WHAT YOU ARE ASKED TO DO
Tally the lines below that contain "可以验证猜想". The number is the whole answer.

DATASET CONTENT

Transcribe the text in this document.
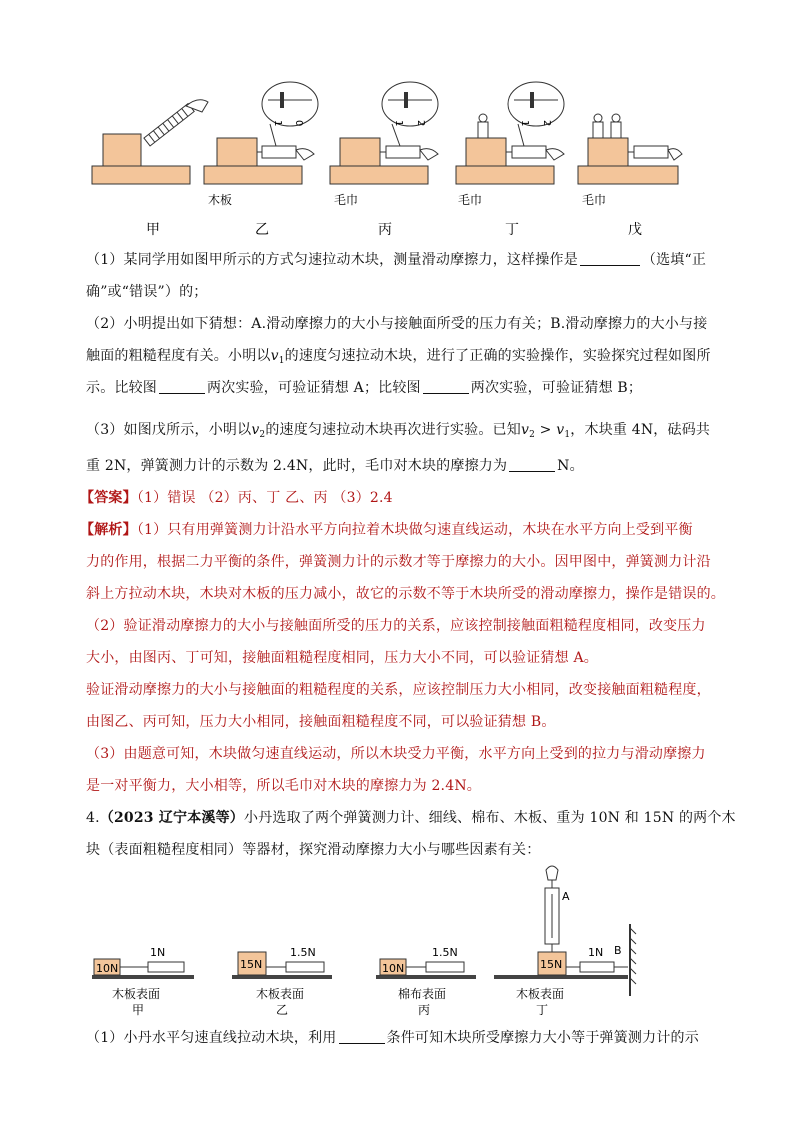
1 0	1 2	1 2
木板	毛巾	毛巾	毛巾
甲	乙	丙	丁	戊
（1）某同学用如图甲所示的方式匀速拉动木块，测量滑动摩擦力，这样操作是	（选填“正
确”或“错误”）的；
（2）小明提出如下猜想：A.滑动摩擦力的大小与接触面所受的压力有关；B.滑动摩擦力的大小与接
触面的粗糙程度有关。小明以$v_1$的速度匀速拉动木块，进行了正确的实验操作，实验探究过程如图所
示。比较图	两次实验，可验证猜想 A；比较图	两次实验，可验证猜想 B；
（3）如图戊所示，小明以$v_2$的速度匀速拉动木块再次进行实验。已知$v_2 > v_1$，木块重 4N，砝码共
重 2N，弹簧测力计的示数为 2.4N，此时，毛巾对木块的摩擦力为	N。
【答案】（1）错误 （2）丙、丁 乙、丙 （3）2.4
【解析】（1）只有用弹簧测力计沿水平方向拉着木块做匀速直线运动，木块在水平方向上受到平衡
力的作用，根据二力平衡的条件，弹簧测力计的示数才等于摩擦力的大小。因甲图中，弹簧测力计沿
斜上方拉动木块，木块对木板的压力减小，故它的示数不等于木块所受的滑动摩擦力，操作是错误的。
（2）验证滑动摩擦力的大小与接触面所受的压力的关系，应该控制接触面粗糙程度相同，改变压力
大小，由图丙、丁可知，接触面粗糙程度相同，压力大小不同，可以验证猜想 A。
验证滑动摩擦力的大小与接触面的粗糙程度的关系，应该控制压力大小相同，改变接触面粗糙程度，
由图乙、丙可知，压力大小相同，接触面粗糙程度不同，可以验证猜想 B。
（3）由题意可知，木块做匀速直线运动，所以木块受力平衡，水平方向上受到的拉力与滑动摩擦力
是一对平衡力，大小相等，所以毛巾对木块的摩擦力为 2.4N。
4.（2023 辽宁本溪等）小丹选取了两个弹簧测力计、细线、棉布、木板、重为 10N 和 15N 的两个木
块（表面粗糙程度相同）等器材，探究滑动摩擦力大小与哪些因素有关：
10N	15N	10N	15N
1N	1.5N	1.5N	1N
A
B
木板表面	木板表面	棉布表面	木板表面
甲	乙	丙	丁
（1）小丹水平匀速直线拉动木块，利用	条件可知木块所受摩擦力大小等于弹簧测力计的示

WRITTEN RESPONSE
2